The task: In the copy, include every entry exactly but none of the images.

(Stored entries)

================

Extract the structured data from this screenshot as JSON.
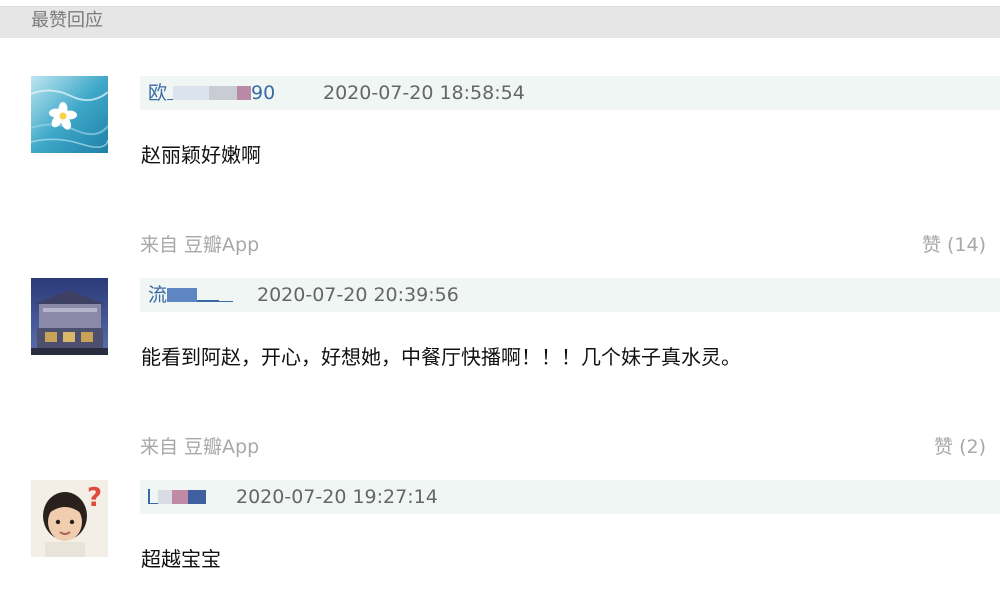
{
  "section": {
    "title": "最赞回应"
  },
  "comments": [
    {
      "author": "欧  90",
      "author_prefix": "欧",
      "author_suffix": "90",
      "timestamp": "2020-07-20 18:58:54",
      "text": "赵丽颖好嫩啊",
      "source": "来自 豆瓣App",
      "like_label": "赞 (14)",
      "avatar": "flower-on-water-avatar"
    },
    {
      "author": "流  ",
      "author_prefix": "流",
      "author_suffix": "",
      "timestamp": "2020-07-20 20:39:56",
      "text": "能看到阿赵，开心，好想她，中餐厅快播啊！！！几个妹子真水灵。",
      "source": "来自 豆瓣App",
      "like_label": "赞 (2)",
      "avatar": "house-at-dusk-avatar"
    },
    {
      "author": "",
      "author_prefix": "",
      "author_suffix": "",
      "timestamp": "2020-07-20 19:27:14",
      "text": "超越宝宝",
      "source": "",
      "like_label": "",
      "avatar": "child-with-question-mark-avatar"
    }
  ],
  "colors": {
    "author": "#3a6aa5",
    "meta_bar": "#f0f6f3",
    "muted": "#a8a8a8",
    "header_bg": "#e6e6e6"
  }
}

================

Finished exercise:
Extract the structured data from this screenshot as JSON.
{
  "section": {
    "title": "最赞回应"
  },
  "comments": [
    {
      "author": "欧  90",
      "author_prefix": "欧",
      "author_suffix": "90",
      "timestamp": "2020-07-20 18:58:54",
      "text": "赵丽颖好嫩啊",
      "source": "来自 豆瓣App",
      "like_label": "赞 (14)",
      "avatar": "flower-on-water-avatar"
    },
    {
      "author": "流  ",
      "author_prefix": "流",
      "author_suffix": "",
      "timestamp": "2020-07-20 20:39:56",
      "text": "能看到阿赵，开心，好想她，中餐厅快播啊！！！几个妹子真水灵。",
      "source": "来自 豆瓣App",
      "like_label": "赞 (2)",
      "avatar": "house-at-dusk-avatar"
    },
    {
      "author": "",
      "author_prefix": "",
      "author_suffix": "",
      "timestamp": "2020-07-20 19:27:14",
      "text": "超越宝宝",
      "source": "",
      "like_label": "",
      "avatar": "child-with-question-mark-avatar"
    }
  ],
  "colors": {
    "author": "#3a6aa5",
    "meta_bar": "#f0f6f3",
    "muted": "#a8a8a8",
    "header_bg": "#e6e6e6"
  }
}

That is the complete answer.